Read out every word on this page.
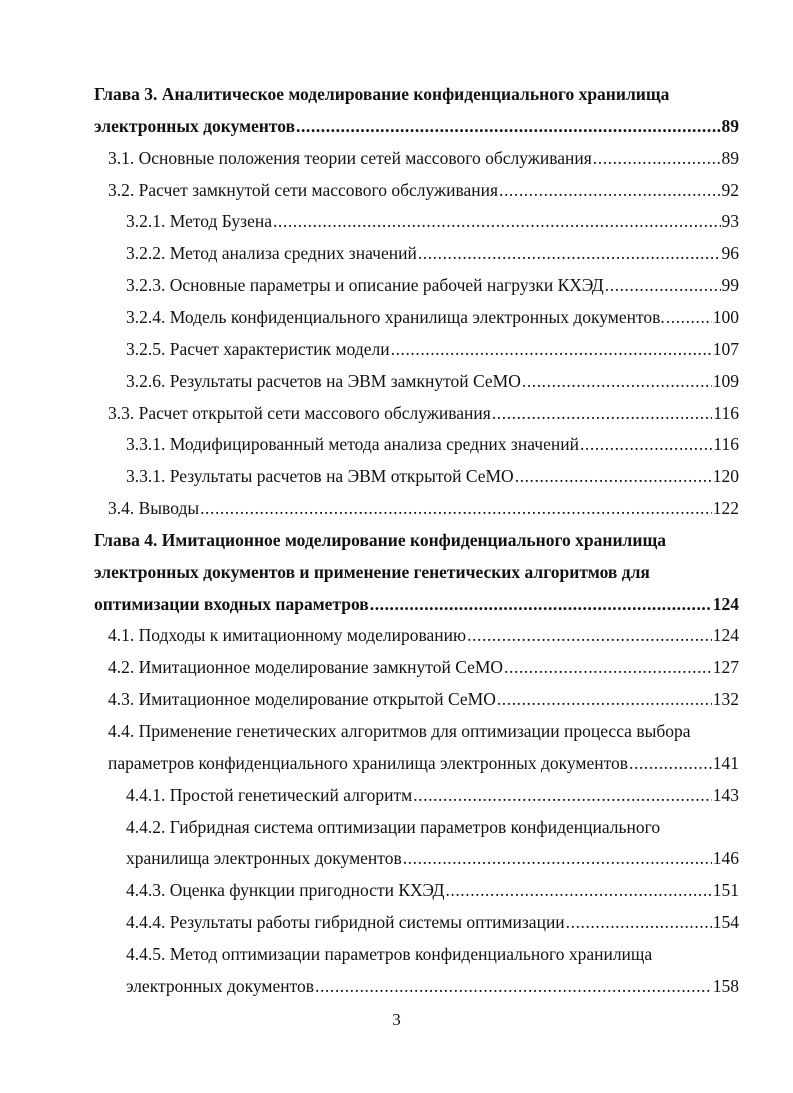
Глава 3. Аналитическое моделирование конфиденциального хранилища
электронных документов . . .	89
3.1. Основные положения теории сетей массового обслуживания . . .	89
3.2. Расчет замкнутой сети массового обслуживания . . .	92
3.2.1. Метод Бузена . . .	93
3.2.2. Метод анализа средних значений . . .	96
3.2.3. Основные параметры и описание рабочей нагрузки КХЭД . . .	99
3.2.4. Модель конфиденциального хранилища электронных документов. . . .	100
3.2.5. Расчет характеристик модели . . .	107
3.2.6. Результаты расчетов на ЭВМ замкнутой СеМО . . .	109
3.3. Расчет открытой сети массового обслуживания . . .	116
3.3.1. Модифицированный метода анализа средних значений . . .	116
3.3.1. Результаты расчетов на ЭВМ открытой СеМО . . .	120
3.4. Выводы . . .	122
Глава 4. Имитационное моделирование конфиденциального хранилища
электронных документов и применение генетических алгоритмов для
оптимизации входных параметров . . .	124
4.1. Подходы к имитационному моделированию . . .	124
4.2. Имитационное моделирование замкнутой СеМО . . .	127
4.3. Имитационное моделирование открытой СеМО . . .	132
4.4. Применение генетических алгоритмов для оптимизации процесса выбора
параметров конфиденциального хранилища электронных документов . . .	141
4.4.1. Простой генетический алгоритм . . .	143
4.4.2. Гибридная система оптимизации параметров конфиденциального
хранилища электронных документов . . .	146
4.4.3. Оценка функции пригодности КХЭД . . .	151
4.4.4. Результаты работы гибридной системы оптимизации . . .	154
4.4.5. Метод оптимизации параметров конфиденциального хранилища
электронных документов . . .	158
3
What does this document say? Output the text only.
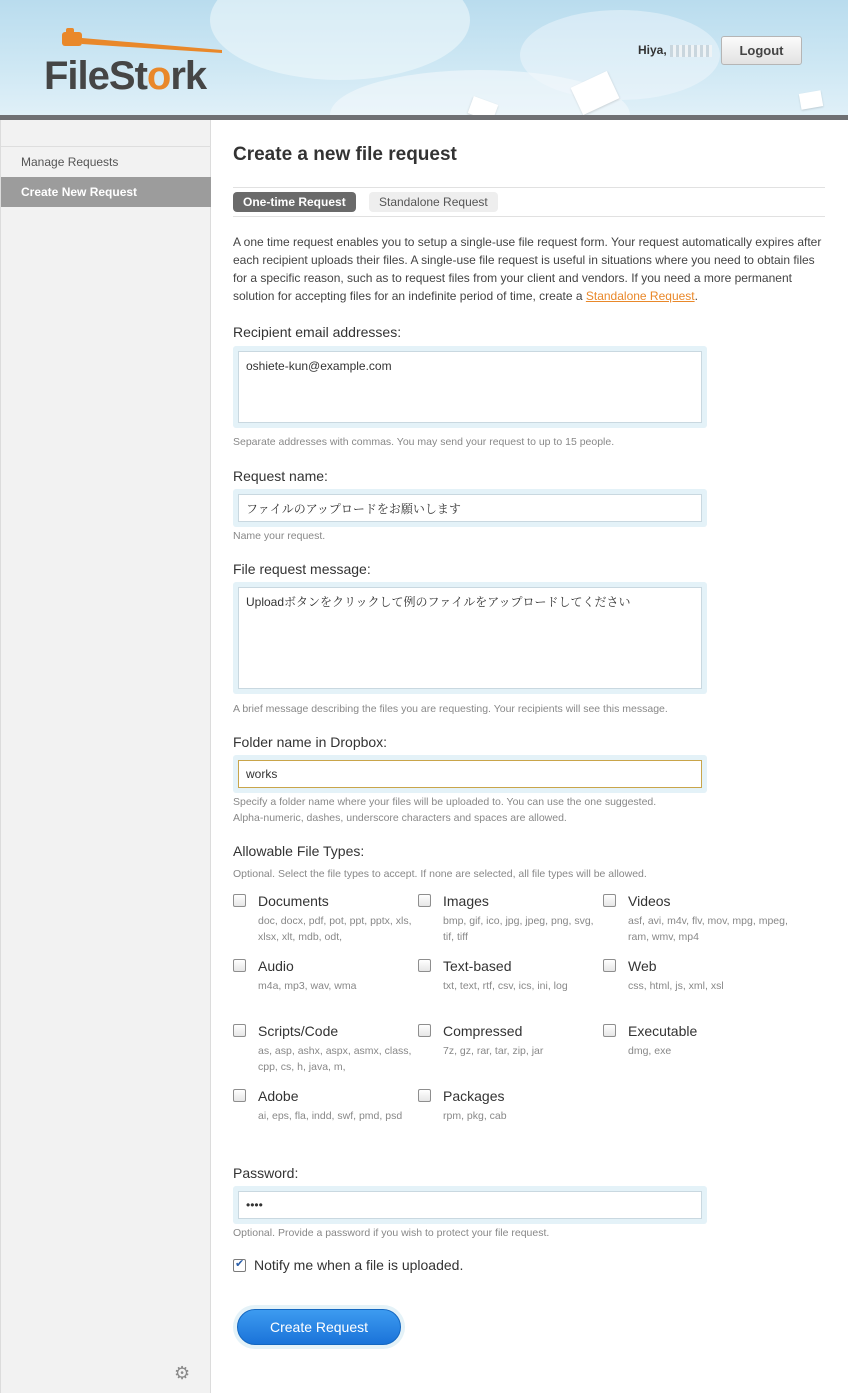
FileStork
Hiya,	Logout
Manage Requests
Create New Request
⚙
Create a new file request
One-time Request	Standalone Request
A one time request enables you to setup a single-use file request form. Your request automatically expires after each recipient uploads their files. A single-use file request is useful in situations where you need to obtain files for a specific reason, such as to request files from your client and vendors. If you need a more permanent solution for accepting files for an indefinite period of time, create a Standalone Request.
Recipient email addresses:
oshiete-kun@example.com
Separate addresses with commas. You may send your request to up to 15 people.
Request name:
ファイルのアップロードをお願いします
Name your request.
File request message:
Uploadボタンをクリックして例のファイルをアップロードしてください
A brief message describing the files you are requesting. Your recipients will see this message.
Folder name in Dropbox:
works
Specify a folder name where your files will be uploaded to. You can use the one suggested.
Alpha-numeric, dashes, underscore characters and spaces are allowed.
Allowable File Types:
Optional. Select the file types to accept. If none are selected, all file types will be allowed.
Documents
doc, docx, pdf, pot, ppt, pptx, xls, xlsx, xlt, mdb, odt,
Images
bmp, gif, ico, jpg, jpeg, png, svg, tif, tiff
Videos
asf, avi, m4v, flv, mov, mpg, mpeg, ram, wmv, mp4
Audio
m4a, mp3, wav, wma
Text-based
txt, text, rtf, csv, ics, ini, log
Web
css, html, js, xml, xsl
Scripts/Code
as, asp, ashx, aspx, asmx, class, cpp, cs, h, java, m,
Compressed
7z, gz, rar, tar, zip, jar
Executable
dmg, exe
Adobe
ai, eps, fla, indd, swf, pmd, psd
Packages
rpm, pkg, cab
Password:
••••
Optional. Provide a password if you wish to protect your file request.
✔
Notify me when a file is uploaded.
Create Request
================
* [OBJECTIVE]: Looking at the listing above, how many of its lines contain the string "генетических"? Give the number alone.

* [FINAL ANSWER]: 2